● **STATED GOAL**
From the records below, pull each line that has "xlabel".

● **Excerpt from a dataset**
▼
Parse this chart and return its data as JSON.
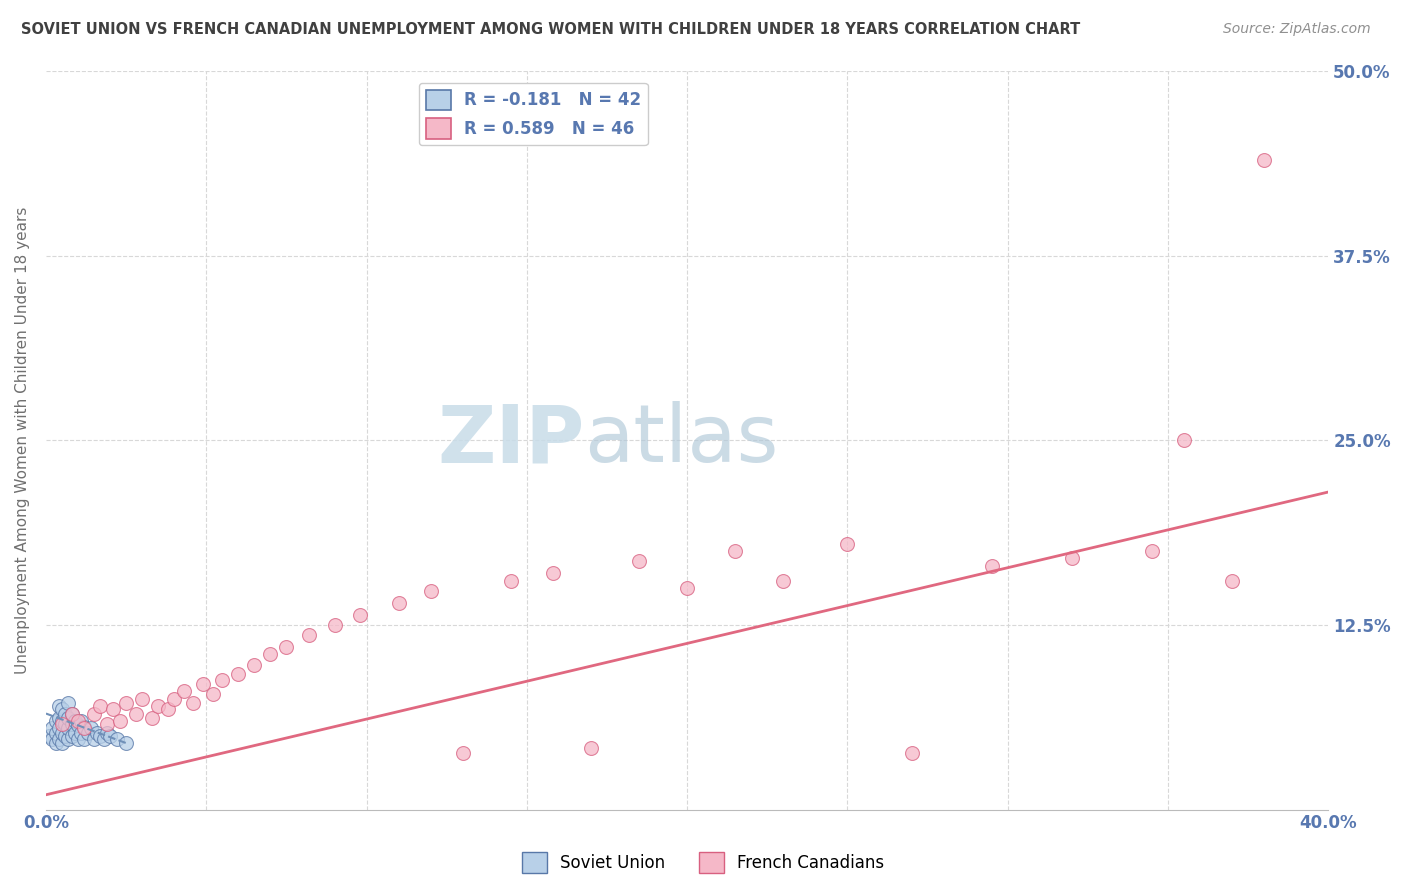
{
  "title": "SOVIET UNION VS FRENCH CANADIAN UNEMPLOYMENT AMONG WOMEN WITH CHILDREN UNDER 18 YEARS CORRELATION CHART",
  "source": "Source: ZipAtlas.com",
  "ylabel": "Unemployment Among Women with Children Under 18 years",
  "xlim": [
    0.0,
    0.4
  ],
  "ylim": [
    0.0,
    0.5
  ],
  "ytick_labels_right": [
    "",
    "12.5%",
    "25.0%",
    "37.5%",
    "50.0%"
  ],
  "xtick_labels": [
    "0.0%",
    "",
    "",
    "",
    "",
    "",
    "",
    "",
    "40.0%"
  ],
  "watermark_zip": "ZIP",
  "watermark_atlas": "atlas",
  "legend_blue_label": "R = -0.181   N = 42",
  "legend_pink_label": "R = 0.589   N = 46",
  "legend_blue_label1": "Soviet Union",
  "legend_pink_label1": "French Canadians",
  "blue_fill": "#b8d0e8",
  "pink_fill": "#f5b8c8",
  "blue_edge": "#5878a8",
  "pink_edge": "#d86080",
  "pink_line": "#e06880",
  "blue_line": "#7090b8",
  "axis_label_color": "#5878b0",
  "grid_color": "#d8d8d8",
  "soviet_x": [
    0.001,
    0.002,
    0.002,
    0.003,
    0.003,
    0.003,
    0.004,
    0.004,
    0.004,
    0.004,
    0.005,
    0.005,
    0.005,
    0.005,
    0.006,
    0.006,
    0.006,
    0.007,
    0.007,
    0.007,
    0.007,
    0.008,
    0.008,
    0.008,
    0.009,
    0.009,
    0.01,
    0.01,
    0.011,
    0.011,
    0.012,
    0.012,
    0.013,
    0.014,
    0.015,
    0.016,
    0.017,
    0.018,
    0.019,
    0.02,
    0.022,
    0.025
  ],
  "soviet_y": [
    0.05,
    0.048,
    0.055,
    0.045,
    0.052,
    0.06,
    0.048,
    0.055,
    0.062,
    0.07,
    0.045,
    0.052,
    0.06,
    0.068,
    0.05,
    0.058,
    0.065,
    0.048,
    0.055,
    0.062,
    0.072,
    0.05,
    0.058,
    0.065,
    0.052,
    0.06,
    0.048,
    0.057,
    0.052,
    0.06,
    0.048,
    0.056,
    0.052,
    0.055,
    0.048,
    0.052,
    0.05,
    0.048,
    0.052,
    0.05,
    0.048,
    0.045
  ],
  "french_x": [
    0.005,
    0.008,
    0.01,
    0.012,
    0.015,
    0.017,
    0.019,
    0.021,
    0.023,
    0.025,
    0.028,
    0.03,
    0.033,
    0.035,
    0.038,
    0.04,
    0.043,
    0.046,
    0.049,
    0.052,
    0.055,
    0.06,
    0.065,
    0.07,
    0.075,
    0.082,
    0.09,
    0.098,
    0.11,
    0.12,
    0.13,
    0.145,
    0.158,
    0.17,
    0.185,
    0.2,
    0.215,
    0.23,
    0.25,
    0.27,
    0.295,
    0.32,
    0.345,
    0.355,
    0.37,
    0.38
  ],
  "french_y": [
    0.058,
    0.065,
    0.06,
    0.055,
    0.065,
    0.07,
    0.058,
    0.068,
    0.06,
    0.072,
    0.065,
    0.075,
    0.062,
    0.07,
    0.068,
    0.075,
    0.08,
    0.072,
    0.085,
    0.078,
    0.088,
    0.092,
    0.098,
    0.105,
    0.11,
    0.118,
    0.125,
    0.132,
    0.14,
    0.148,
    0.038,
    0.155,
    0.16,
    0.042,
    0.168,
    0.15,
    0.175,
    0.155,
    0.18,
    0.038,
    0.165,
    0.17,
    0.175,
    0.25,
    0.155,
    0.44
  ],
  "pink_trend_x": [
    0.0,
    0.4
  ],
  "pink_trend_y": [
    0.01,
    0.215
  ],
  "blue_trend_x": [
    0.0,
    0.025
  ],
  "blue_trend_y": [
    0.065,
    0.045
  ]
}
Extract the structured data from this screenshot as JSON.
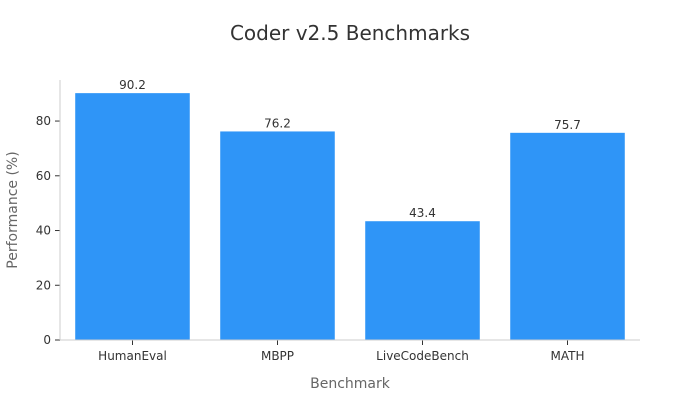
{
  "chart_data": {
    "type": "bar",
    "title": "Coder v2.5 Benchmarks",
    "xlabel": "Benchmark",
    "ylabel": "Performance (%)",
    "categories": [
      "HumanEval",
      "MBPP",
      "LiveCodeBench",
      "MATH"
    ],
    "values": [
      90.2,
      76.2,
      43.4,
      75.7
    ],
    "value_labels": [
      "90.2",
      "76.2",
      "43.4",
      "75.7"
    ],
    "ylim": [
      0,
      95
    ],
    "yticks": [
      0,
      20,
      40,
      60,
      80
    ],
    "ytick_labels": [
      "0",
      "20",
      "40",
      "60",
      "80"
    ],
    "grid": false,
    "legend": "none",
    "bar_color": "#2f95f7"
  }
}
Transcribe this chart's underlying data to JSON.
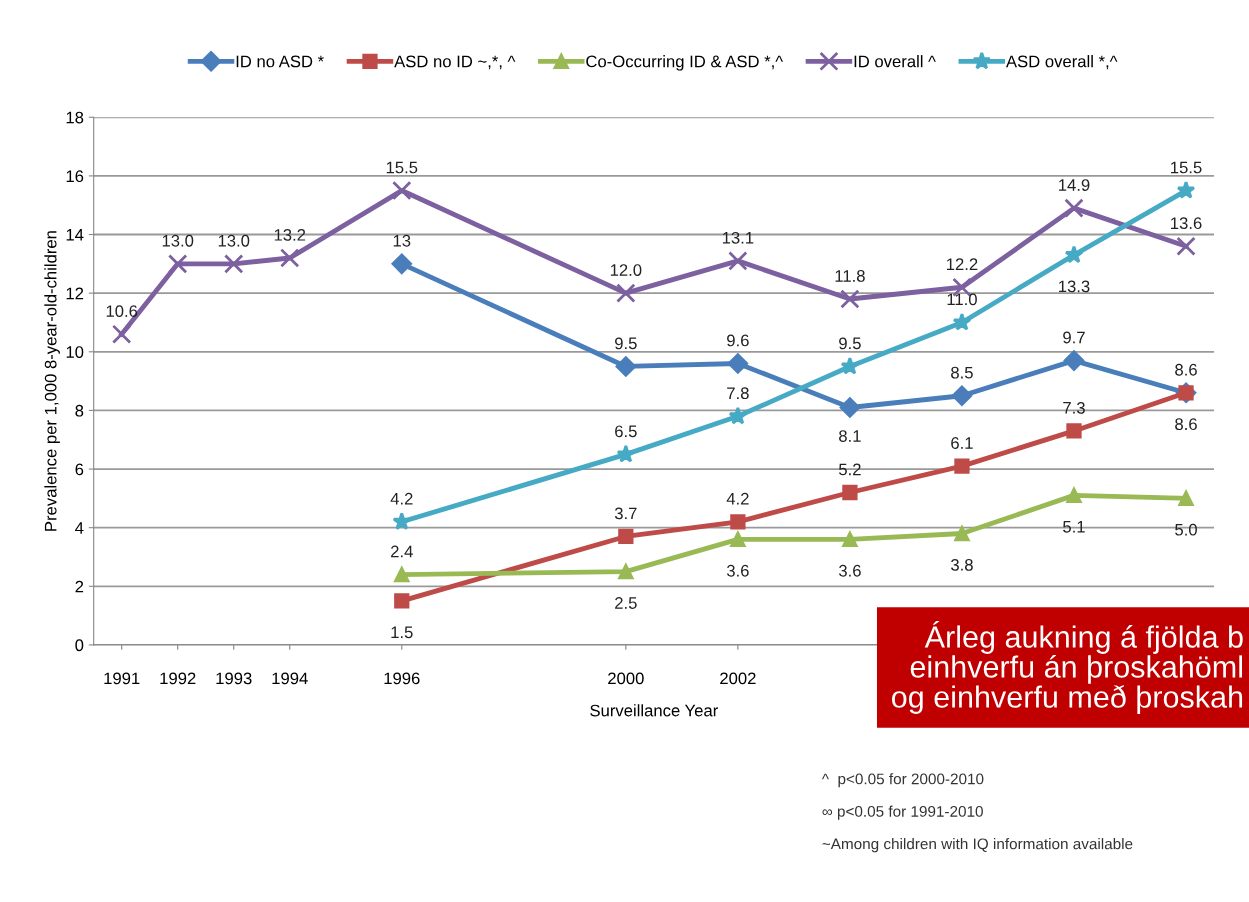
{
  "chart_data": {
    "type": "line",
    "ylabel": "Prevalence per 1,000 8-year-old-children",
    "xlabel": "Surveillance Year",
    "xlim": [
      1990.5,
      2010.5
    ],
    "xticks": [
      1991,
      1992,
      1993,
      1994,
      1996,
      2000,
      2002
    ],
    "ylim": [
      0,
      18
    ],
    "yticks": [
      0,
      2,
      4,
      6,
      8,
      10,
      12,
      14,
      16,
      18
    ],
    "grid": "y",
    "legend": "top",
    "series": [
      {
        "name": "ID no ASD *",
        "color": "#4a7ebb",
        "marker": "diamond",
        "x": [
          1996,
          2000,
          2002,
          2004,
          2006,
          2008,
          2010
        ],
        "values": [
          13,
          9.5,
          9.6,
          8.1,
          8.5,
          9.7,
          8.6
        ],
        "value_labels": [
          "13",
          "9.5",
          "9.6",
          "8.1",
          "8.5",
          "9.7",
          "8.6"
        ]
      },
      {
        "name": "ASD no ID ~,*, ^",
        "color": "#be4b48",
        "marker": "square",
        "x": [
          1996,
          2000,
          2002,
          2004,
          2006,
          2008,
          2010
        ],
        "values": [
          1.5,
          3.7,
          4.2,
          5.2,
          6.1,
          7.3,
          8.6
        ],
        "value_labels": [
          "1.5",
          "3.7",
          "4.2",
          "5.2",
          "6.1",
          "7.3",
          "8.6"
        ]
      },
      {
        "name": "Co-Occurring ID & ASD *,^",
        "color": "#98b954",
        "marker": "triangle",
        "x": [
          1996,
          2000,
          2002,
          2004,
          2006,
          2008,
          2010
        ],
        "values": [
          2.4,
          2.5,
          3.6,
          3.6,
          3.8,
          5.1,
          5.0
        ],
        "value_labels": [
          "2.4",
          "2.5",
          "3.6",
          "3.6",
          "3.8",
          "5.1",
          "5.0"
        ]
      },
      {
        "name": "ID overall ^",
        "color": "#7d60a0",
        "marker": "cross",
        "x": [
          1991,
          1992,
          1993,
          1994,
          1996,
          2000,
          2002,
          2004,
          2006,
          2008,
          2010
        ],
        "values": [
          10.6,
          13.0,
          13.0,
          13.2,
          15.5,
          12.0,
          13.1,
          11.8,
          12.2,
          14.9,
          13.6
        ],
        "value_labels": [
          "10.6",
          "13.0",
          "13.0",
          "13.2",
          "15.5",
          "12.0",
          "13.1",
          "11.8",
          "12.2",
          "14.9",
          "13.6"
        ]
      },
      {
        "name": "ASD overall *,^",
        "color": "#46aac5",
        "marker": "star",
        "x": [
          1996,
          2000,
          2002,
          2004,
          2006,
          2008,
          2010
        ],
        "values": [
          4.2,
          6.5,
          7.8,
          9.5,
          11.0,
          13.3,
          15.5
        ],
        "value_labels": [
          "4.2",
          "6.5",
          "7.8",
          "9.5",
          "11.0",
          "13.3",
          "15.5"
        ]
      }
    ],
    "annotations": [
      "Árleg aukning á fjölda b\neinhverfu án þroskahöml\nog einhverfu með þroskah",
      "^  p<0.05 for 2000-2010",
      "∞ p<0.05 for 1991-2010",
      "~Among children with IQ information available"
    ]
  }
}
▲
● **RESULT OF THE TASK**
    "xlabel": "Benchmark",
    "xlabel": "Surveillance Year",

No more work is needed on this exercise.